■ **Set task**
Do any lines in the data below contain "Cell"? If so, copy every one of them.

################

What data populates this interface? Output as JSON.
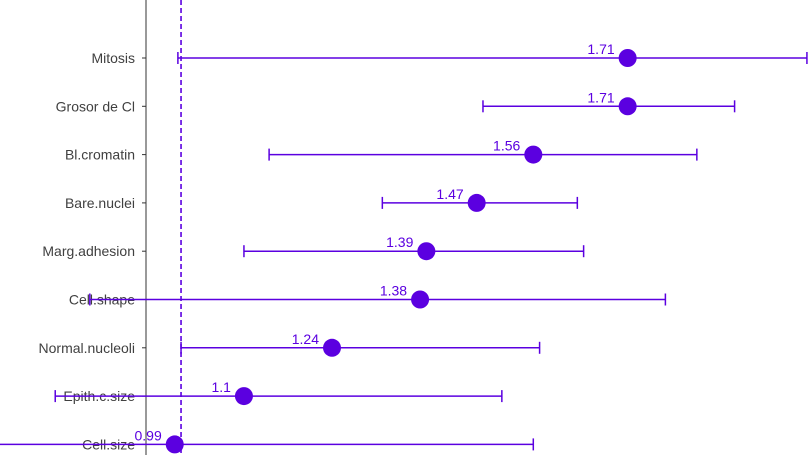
{
  "chart_data": {
    "type": "scatter",
    "subtype": "forest-plot",
    "title": "",
    "xlabel": "",
    "ylabel": "",
    "reference_line": {
      "x": 1.0,
      "style": "dashed"
    },
    "xlim": [
      0.9443,
      1.9967
    ],
    "grid": false,
    "legend": "none",
    "color": "#5B00E0",
    "axis_color": "#333333",
    "categories": [
      "Mitosis",
      "Grosor de Cl",
      "Bl.cromatin",
      "Bare.nuclei",
      "Marg.adhesion",
      "Cell.shape",
      "Normal.nucleoli",
      "Epith.c.size",
      "Cell.size"
    ],
    "points": [
      {
        "category": "Mitosis",
        "estimate": 1.71,
        "label": "1.71",
        "lower": 0.995,
        "upper": 1.995
      },
      {
        "category": "Grosor de Cl",
        "estimate": 1.71,
        "label": "1.71",
        "lower": 1.48,
        "upper": 1.88
      },
      {
        "category": "Bl.cromatin",
        "estimate": 1.56,
        "label": "1.56",
        "lower": 1.14,
        "upper": 1.82
      },
      {
        "category": "Bare.nuclei",
        "estimate": 1.47,
        "label": "1.47",
        "lower": 1.32,
        "upper": 1.63
      },
      {
        "category": "Marg.adhesion",
        "estimate": 1.39,
        "label": "1.39",
        "lower": 1.1,
        "upper": 1.64
      },
      {
        "category": "Cell.shape",
        "estimate": 1.38,
        "label": "1.38",
        "lower": 0.855,
        "upper": 1.77
      },
      {
        "category": "Normal.nucleoli",
        "estimate": 1.24,
        "label": "1.24",
        "lower": 1.0,
        "upper": 1.57
      },
      {
        "category": "Epith.c.size",
        "estimate": 1.1,
        "label": "1.1",
        "lower": 0.8,
        "upper": 1.51
      },
      {
        "category": "Cell.size",
        "estimate": 0.99,
        "label": "0.99",
        "lower": 0.63,
        "upper": 1.56
      }
    ]
  }
}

################

■ **Reply to the task**
      "Cell.shape",
      "Cell.size"
        "category": "Cell.shape",
        "category": "Cell.size",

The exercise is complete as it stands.